-------- INPUT ROWS
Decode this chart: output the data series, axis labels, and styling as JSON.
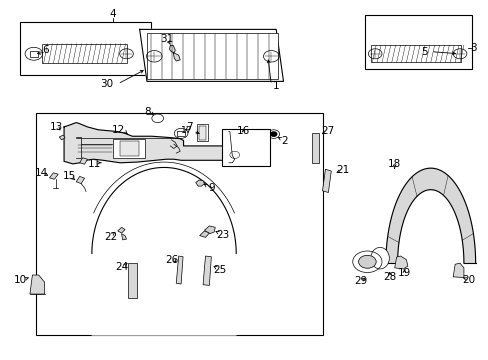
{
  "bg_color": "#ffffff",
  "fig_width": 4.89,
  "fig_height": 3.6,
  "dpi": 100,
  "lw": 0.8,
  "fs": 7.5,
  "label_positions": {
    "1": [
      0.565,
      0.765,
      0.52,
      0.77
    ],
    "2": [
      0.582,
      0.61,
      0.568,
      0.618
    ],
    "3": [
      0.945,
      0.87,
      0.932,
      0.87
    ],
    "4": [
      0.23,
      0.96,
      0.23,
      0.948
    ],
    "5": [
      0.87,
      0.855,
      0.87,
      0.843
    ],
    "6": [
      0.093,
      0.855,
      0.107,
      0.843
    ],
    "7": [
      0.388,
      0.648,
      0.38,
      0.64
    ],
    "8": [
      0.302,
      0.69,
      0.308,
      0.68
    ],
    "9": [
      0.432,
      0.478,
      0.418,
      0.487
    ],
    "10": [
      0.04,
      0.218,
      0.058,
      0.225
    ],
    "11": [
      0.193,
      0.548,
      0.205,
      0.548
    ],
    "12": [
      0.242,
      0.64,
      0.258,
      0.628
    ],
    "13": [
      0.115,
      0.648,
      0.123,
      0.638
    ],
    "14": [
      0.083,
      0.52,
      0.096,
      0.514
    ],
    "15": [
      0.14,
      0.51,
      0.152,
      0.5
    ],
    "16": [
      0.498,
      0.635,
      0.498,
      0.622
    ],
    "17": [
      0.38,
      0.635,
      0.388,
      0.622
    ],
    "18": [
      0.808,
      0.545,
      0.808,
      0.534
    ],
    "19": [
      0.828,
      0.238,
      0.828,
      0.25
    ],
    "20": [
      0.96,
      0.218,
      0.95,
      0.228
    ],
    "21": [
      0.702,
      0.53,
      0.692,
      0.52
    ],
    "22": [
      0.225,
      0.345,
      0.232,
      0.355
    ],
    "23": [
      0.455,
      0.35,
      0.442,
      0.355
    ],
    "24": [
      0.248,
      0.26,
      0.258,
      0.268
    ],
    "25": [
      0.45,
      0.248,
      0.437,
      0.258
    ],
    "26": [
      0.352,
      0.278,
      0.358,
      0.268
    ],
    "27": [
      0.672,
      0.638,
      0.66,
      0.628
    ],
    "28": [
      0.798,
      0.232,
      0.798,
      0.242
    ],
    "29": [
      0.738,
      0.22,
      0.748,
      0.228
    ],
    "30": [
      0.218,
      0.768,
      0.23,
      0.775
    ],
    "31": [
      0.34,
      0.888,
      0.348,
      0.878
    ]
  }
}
----------------
**WHAT IS REQUIRED:**
Your copy of the data above should match it exactly, except that pictures are left out.

**SOLUTION:**
Decode this chart: output the data series, axis labels, and styling as JSON.
{
  "bg_color": "#ffffff",
  "fig_width": 4.89,
  "fig_height": 3.6,
  "dpi": 100,
  "lw": 0.8,
  "fs": 7.5,
  "label_positions": {
    "1": [
      0.565,
      0.765,
      0.52,
      0.77
    ],
    "2": [
      0.582,
      0.61,
      0.568,
      0.618
    ],
    "3": [
      0.945,
      0.87,
      0.932,
      0.87
    ],
    "4": [
      0.23,
      0.96,
      0.23,
      0.948
    ],
    "5": [
      0.87,
      0.855,
      0.87,
      0.843
    ],
    "6": [
      0.093,
      0.855,
      0.107,
      0.843
    ],
    "7": [
      0.388,
      0.648,
      0.38,
      0.64
    ],
    "8": [
      0.302,
      0.69,
      0.308,
      0.68
    ],
    "9": [
      0.432,
      0.478,
      0.418,
      0.487
    ],
    "10": [
      0.04,
      0.218,
      0.058,
      0.225
    ],
    "11": [
      0.193,
      0.548,
      0.205,
      0.548
    ],
    "12": [
      0.242,
      0.64,
      0.258,
      0.628
    ],
    "13": [
      0.115,
      0.648,
      0.123,
      0.638
    ],
    "14": [
      0.083,
      0.52,
      0.096,
      0.514
    ],
    "15": [
      0.14,
      0.51,
      0.152,
      0.5
    ],
    "16": [
      0.498,
      0.635,
      0.498,
      0.622
    ],
    "17": [
      0.38,
      0.635,
      0.388,
      0.622
    ],
    "18": [
      0.808,
      0.545,
      0.808,
      0.534
    ],
    "19": [
      0.828,
      0.238,
      0.828,
      0.25
    ],
    "20": [
      0.96,
      0.218,
      0.95,
      0.228
    ],
    "21": [
      0.702,
      0.53,
      0.692,
      0.52
    ],
    "22": [
      0.225,
      0.345,
      0.232,
      0.355
    ],
    "23": [
      0.455,
      0.35,
      0.442,
      0.355
    ],
    "24": [
      0.248,
      0.26,
      0.258,
      0.268
    ],
    "25": [
      0.45,
      0.248,
      0.437,
      0.258
    ],
    "26": [
      0.352,
      0.278,
      0.358,
      0.268
    ],
    "27": [
      0.672,
      0.638,
      0.66,
      0.628
    ],
    "28": [
      0.798,
      0.232,
      0.798,
      0.242
    ],
    "29": [
      0.738,
      0.22,
      0.748,
      0.228
    ],
    "30": [
      0.218,
      0.768,
      0.23,
      0.775
    ],
    "31": [
      0.34,
      0.888,
      0.348,
      0.878
    ]
  }
}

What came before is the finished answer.